DATA SUPPLIED:

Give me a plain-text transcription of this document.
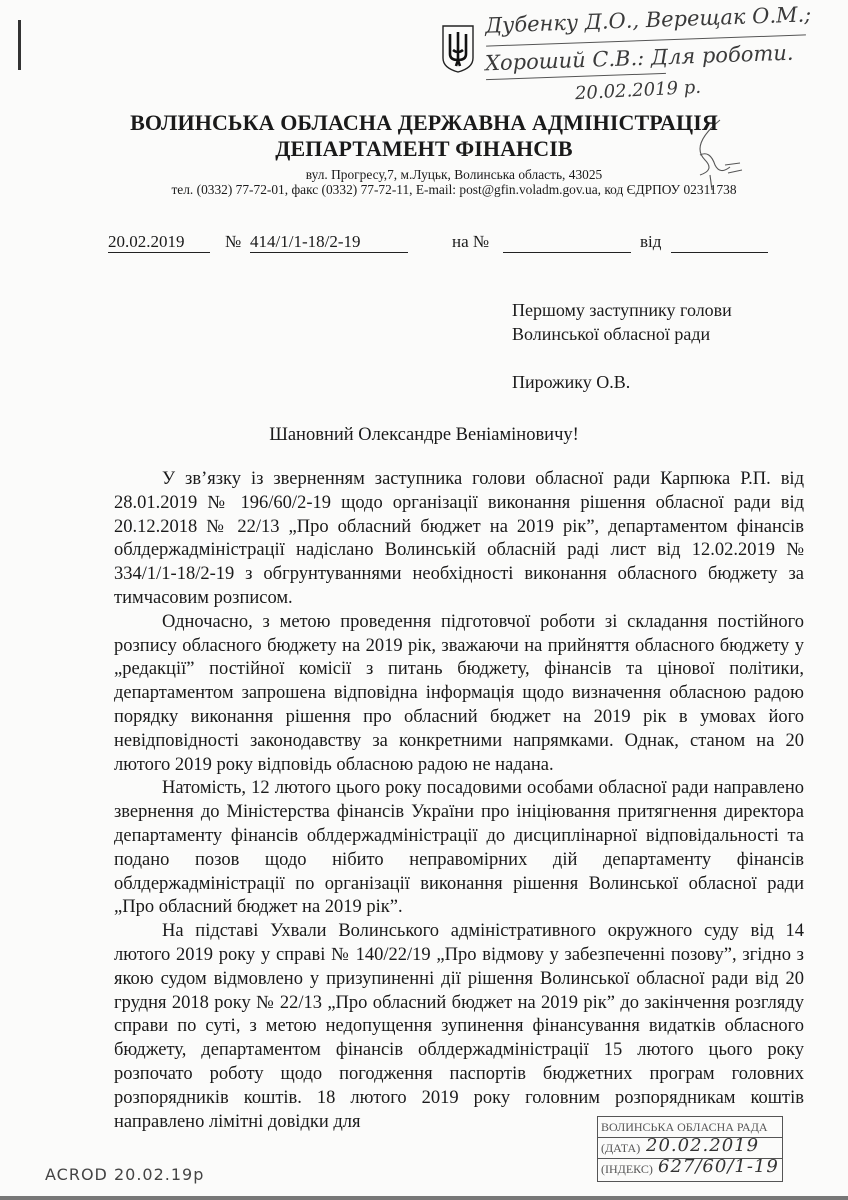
Дубенку Д.О., Верещак О.М.;
Хороший С.В.: Для роботи.
20.02.2019 р.
ВОЛИНСЬКА ОБЛАСНА ДЕРЖАВНА АДМІНІСТРАЦІЯ
ДЕПАРТАМЕНТ ФІНАНСІВ
вул. Прогресу,7, м.Луцьк, Волинська область, 43025
тел. (0332) 77-72-01, факс (0332) 77-72-11, E-mail: post@gfin.voladm.gov.ua, код ЄДРПОУ 02311738
20.02.2019	№ 414/1/1-18/2-19	на №	від
Першому заступнику голови
Волинської обласної ради
Пирожику О.В.
Шановний Олександре Веніаміновичу!

У зв’язку із зверненням заступника голови обласної ради Карпюка Р.П. від 28.01.2019 № 196/60/2-19 щодо організації виконання рішення обласної ради від 20.12.2018 № 22/13 „Про обласний бюджет на 2019 рік”, департаментом фінансів облдержадміністрації надіслано Волинській обласній раді лист від 12.02.2019 № 334/1/1-18/2-19 з обгрунтуваннями необхідності виконання обласного бюджету за тимчасовим розписом.

Одночасно, з метою проведення підготовчої роботи зі складання постійного розпису обласного бюджету на 2019 рік, зважаючи на прийняття обласного бюджету у „редакції” постійної комісії з питань бюджету, фінансів та цінової політики, департаментом запрошена відповідна інформація щодо визначення обласною радою порядку виконання рішення про обласний бюджет на 2019 рік в умовах його невідповідності законодавству за конкретними напрямками. Однак, станом на 20 лютого 2019 року відповідь обласною радою не надана.

Натомість, 12 лютого цього року посадовими особами обласної ради направлено звернення до Міністерства фінансів України про ініціювання притягнення директора департаменту фінансів облдержадміністрації до дисциплінарної відповідальності та подано позов щодо нібито неправомірних дій департаменту фінансів облдержадміністрації по організації виконання рішення Волинської обласної ради „Про обласний бюджет на 2019 рік”.

На підставі Ухвали Волинського адміністративного окружного суду від 14 лютого 2019 року у справі № 140/22/19 „Про відмову у забезпеченні позову”, згідно з якою судом відмовлено у призупиненні дії рішення Волинської обласної ради від 20 грудня 2018 року № 22/13 „Про обласний бюджет на 2019 рік” до закінчення розгляду справи по суті, з метою недопущення зупинення фінансування видатків обласного бюджету, департаментом фінансів облдержадміністрації 15 лютого цього року розпочато роботу щодо погодження паспортів бюджетних програм головних розпорядників коштів. 18 лютого 2019 року головним розпорядникам коштів направлено лімітні довідки для	ВОЛИНСЬКА ОБЛАСНА РАДА
(ДАТА) 20.02.2019
(ІНДЕКС) 627/60/1-19
ACROD 20.02.19р
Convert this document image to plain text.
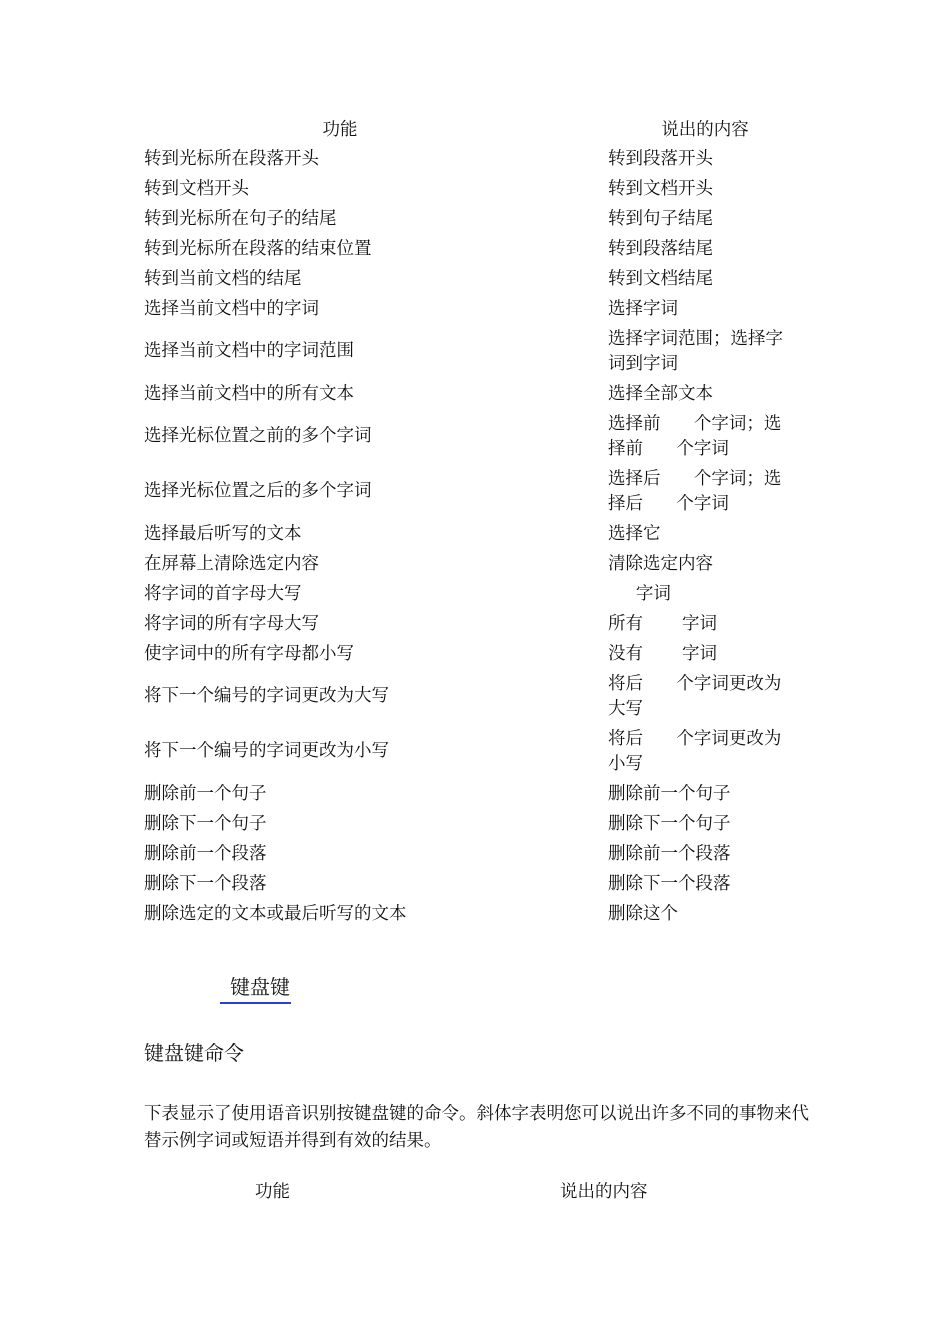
功能	说出的内容
转到光标所在段落开头	转到段落开头
转到文档开头	转到文档开头
转到光标所在句子的结尾	转到句子结尾
转到光标所在段落的结束位置	转到段落结尾
转到当前文档的结尾	转到文档结尾
选择当前文档中的字词	选择字词
选择当前文档中的字词范围	选择字词范围；选择字
词到字词
选择当前文档中的所有文本	选择全部文本
选择光标位置之前的多个字词	选择前      个字词；选
择前      个字词
选择光标位置之后的多个字词	选择后      个字词；选
择后      个字词
选择最后听写的文本	选择它
在屏幕上清除选定内容	清除选定内容
将字词的首字母大写	字词
将字词的所有字母大写	所有       字词
使字词中的所有字母都小写	没有       字词
将下一个编号的字词更改为大写	将后      个字词更改为
大写
将下一个编号的字词更改为小写	将后      个字词更改为
小写
删除前一个句子	删除前一个句子
删除下一个句子	删除下一个句子
删除前一个段落	删除前一个段落
删除下一个段落	删除下一个段落
删除选定的文本或最后听写的文本	删除这个
键盘键
键盘键命令
下表显示了使用语音识别按键盘键的命令。斜体字表明您可以说出许多不同的事物来代替示例字词或短语并得到有效的结果。
功能	说出的内容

PROBLEM TO WORK ON:
Repeat the material above in full and exactly, apart from the pictures.

EXERCISE OUTPUT:
Give me a plain-text transcription of this document.
Дубенку Д.О., Верещак О.М.;
Хороший С.В.: Для роботи.
20.02.2019 р.
ВОЛИНСЬКА ОБЛАСНА ДЕРЖАВНА АДМІНІСТРАЦІЯ
ДЕПАРТАМЕНТ ФІНАНСІВ
вул. Прогресу,7, м.Луцьк, Волинська область, 43025
тел. (0332) 77-72-01, факс (0332) 77-72-11, E-mail: post@gfin.voladm.gov.ua, код ЄДРПОУ 02311738
20.02.2019	№ 414/1/1-18/2-19	на №	від
Першому заступнику голови
Волинської обласної ради
Пирожику О.В.
Шановний Олександре Веніаміновичу!

У зв’язку із зверненням заступника голови обласної ради Карпюка Р.П. від 28.01.2019 № 196/60/2-19 щодо організації виконання рішення обласної ради від 20.12.2018 № 22/13 „Про обласний бюджет на 2019 рік”, департаментом фінансів облдержадміністрації надіслано Волинській обласній раді лист від 12.02.2019 № 334/1/1-18/2-19 з обгрунтуваннями необхідності виконання обласного бюджету за тимчасовим розписом.

Одночасно, з метою проведення підготовчої роботи зі складання постійного розпису обласного бюджету на 2019 рік, зважаючи на прийняття обласного бюджету у „редакції” постійної комісії з питань бюджету, фінансів та цінової політики, департаментом запрошена відповідна інформація щодо визначення обласною радою порядку виконання рішення про обласний бюджет на 2019 рік в умовах його невідповідності законодавству за конкретними напрямками. Однак, станом на 20 лютого 2019 року відповідь обласною радою не надана.

Натомість, 12 лютого цього року посадовими особами обласної ради направлено звернення до Міністерства фінансів України про ініціювання притягнення директора департаменту фінансів облдержадміністрації до дисциплінарної відповідальності та подано позов щодо нібито неправомірних дій департаменту фінансів облдержадміністрації по організації виконання рішення Волинської обласної ради „Про обласний бюджет на 2019 рік”.

На підставі Ухвали Волинського адміністративного окружного суду від 14 лютого 2019 року у справі № 140/22/19 „Про відмову у забезпеченні позову”, згідно з якою судом відмовлено у призупиненні дії рішення Волинської обласної ради від 20 грудня 2018 року № 22/13 „Про обласний бюджет на 2019 рік” до закінчення розгляду справи по суті, з метою недопущення зупинення фінансування видатків обласного бюджету, департаментом фінансів облдержадміністрації 15 лютого цього року розпочато роботу щодо погодження паспортів бюджетних програм головних розпорядників коштів. 18 лютого 2019 року головним розпорядникам коштів направлено лімітні довідки для	ВОЛИНСЬКА ОБЛАСНА РАДА
(ДАТА) 20.02.2019
(ІНДЕКС) 627/60/1-19
ACROD 20.02.19р
Convert this document image to plain text.
功能	说出的内容
转到光标所在段落开头	转到段落开头
转到文档开头	转到文档开头
转到光标所在句子的结尾	转到句子结尾
转到光标所在段落的结束位置	转到段落结尾
转到当前文档的结尾	转到文档结尾
选择当前文档中的字词	选择字词
选择当前文档中的字词范围	选择字词范围；选择字
词到字词
选择当前文档中的所有文本	选择全部文本
选择光标位置之前的多个字词	选择前      个字词；选
择前      个字词
选择光标位置之后的多个字词	选择后      个字词；选
择后      个字词
选择最后听写的文本	选择它
在屏幕上清除选定内容	清除选定内容
将字词的首字母大写	字词
将字词的所有字母大写	所有       字词
使字词中的所有字母都小写	没有       字词
将下一个编号的字词更改为大写	将后      个字词更改为
大写
将下一个编号的字词更改为小写	将后      个字词更改为
小写
删除前一个句子	删除前一个句子
删除下一个句子	删除下一个句子
删除前一个段落	删除前一个段落
删除下一个段落	删除下一个段落
删除选定的文本或最后听写的文本	删除这个
键盘键
键盘键命令
下表显示了使用语音识别按键盘键的命令。斜体字表明您可以说出许多不同的事物来代替示例字词或短语并得到有效的结果。
功能	说出的内容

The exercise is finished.